Go through the listing and set it down exactly, leaving out its pictures.

• **SUPPLIED MATERIAL**
================
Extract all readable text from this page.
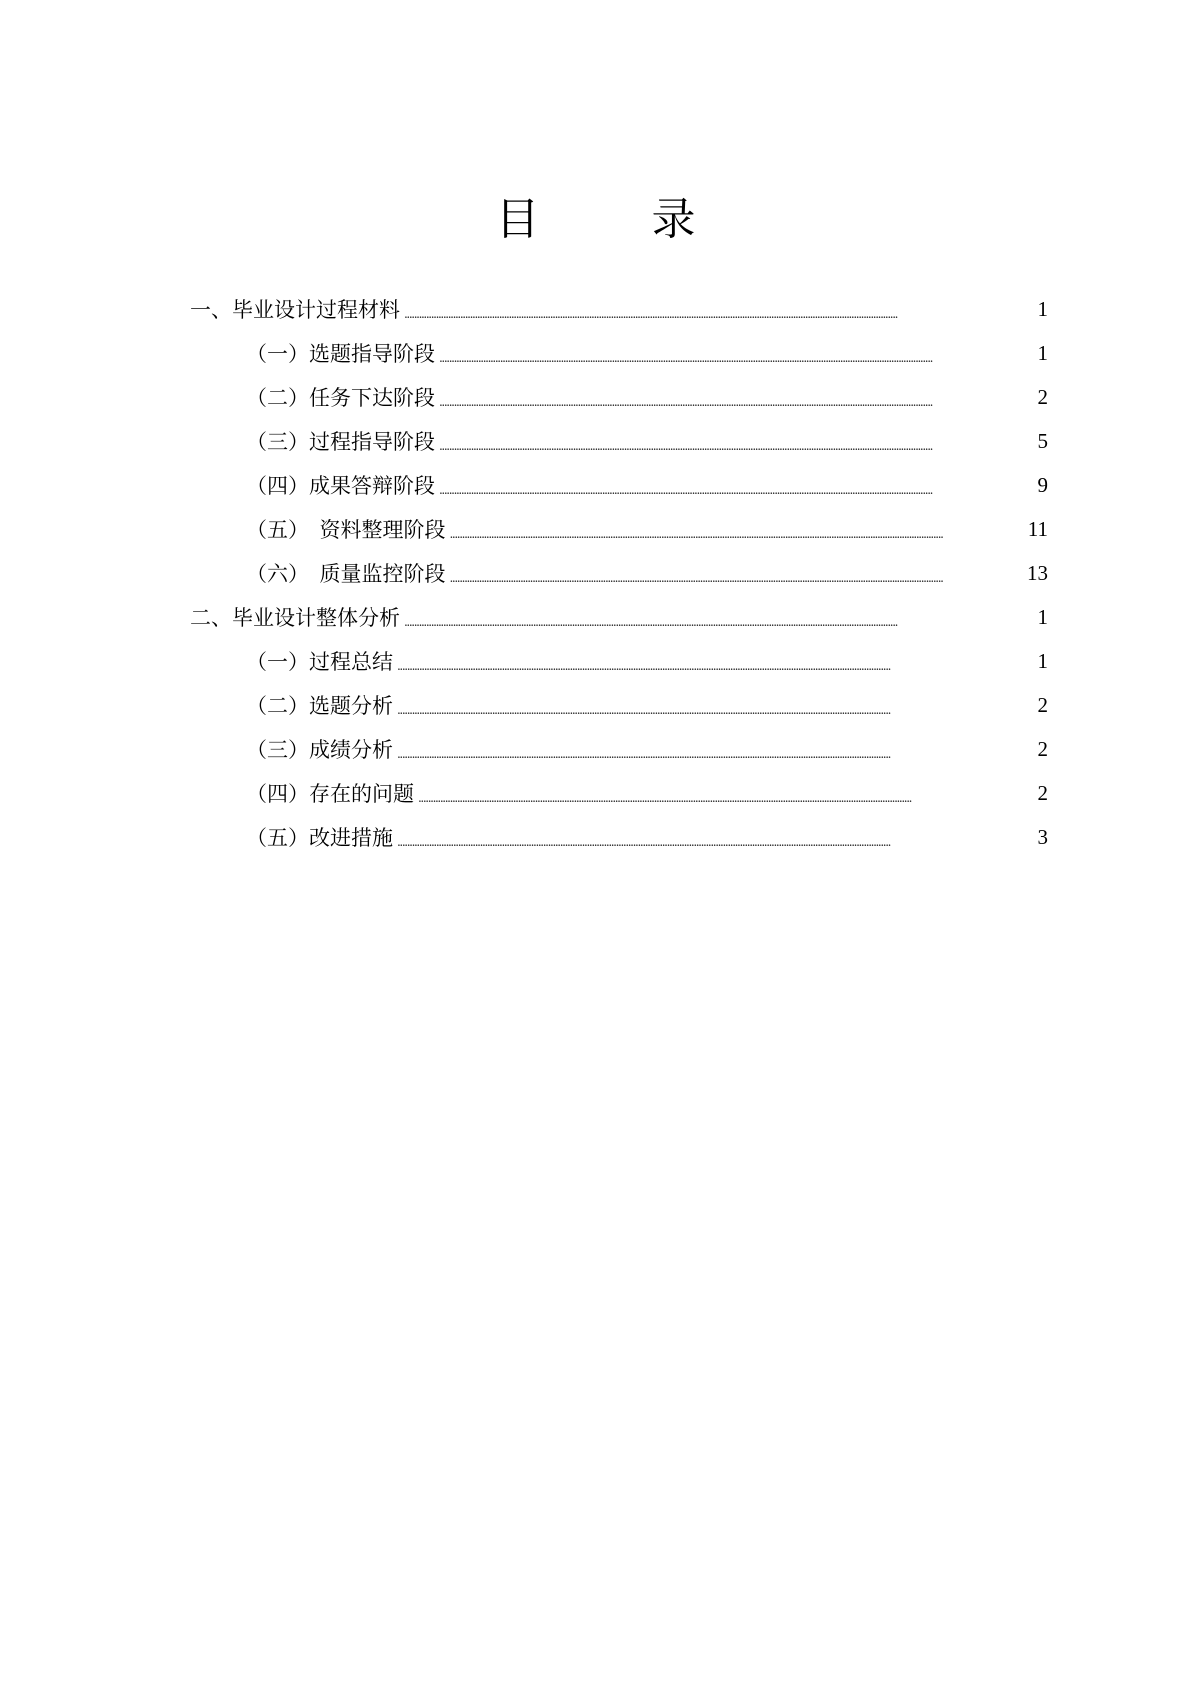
目　录
一、毕业设计过程材料 . . .	1
（一）选题指导阶段 . . .	1
（二）任务下达阶段 . . .	2
（三）过程指导阶段 . . .	5
（四）成果答辩阶段 . . .	9
（五）　资料整理阶段 . . .	11
（六）　质量监控阶段 . . .	13
二、毕业设计整体分析 . . .	1
（一）过程总结 . . .	1
（二）选题分析 . . .	2
（三）成绩分析 . . .	2
（四）存在的问题 . . .	2
（五）改进措施 . . .	3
================
• **SOLVED EXERCISE**
Extract all readable text from this page.
目　录
一、毕业设计过程材料 . . .	1
（一）选题指导阶段 . . .	1
（二）任务下达阶段 . . .	2
（三）过程指导阶段 . . .	5
（四）成果答辩阶段 . . .	9
（五）　资料整理阶段 . . .	11
（六）　质量监控阶段 . . .	13
二、毕业设计整体分析 . . .	1
（一）过程总结 . . .	1
（二）选题分析 . . .	2
（三）成绩分析 . . .	2
（四）存在的问题 . . .	2
（五）改进措施 . . .	3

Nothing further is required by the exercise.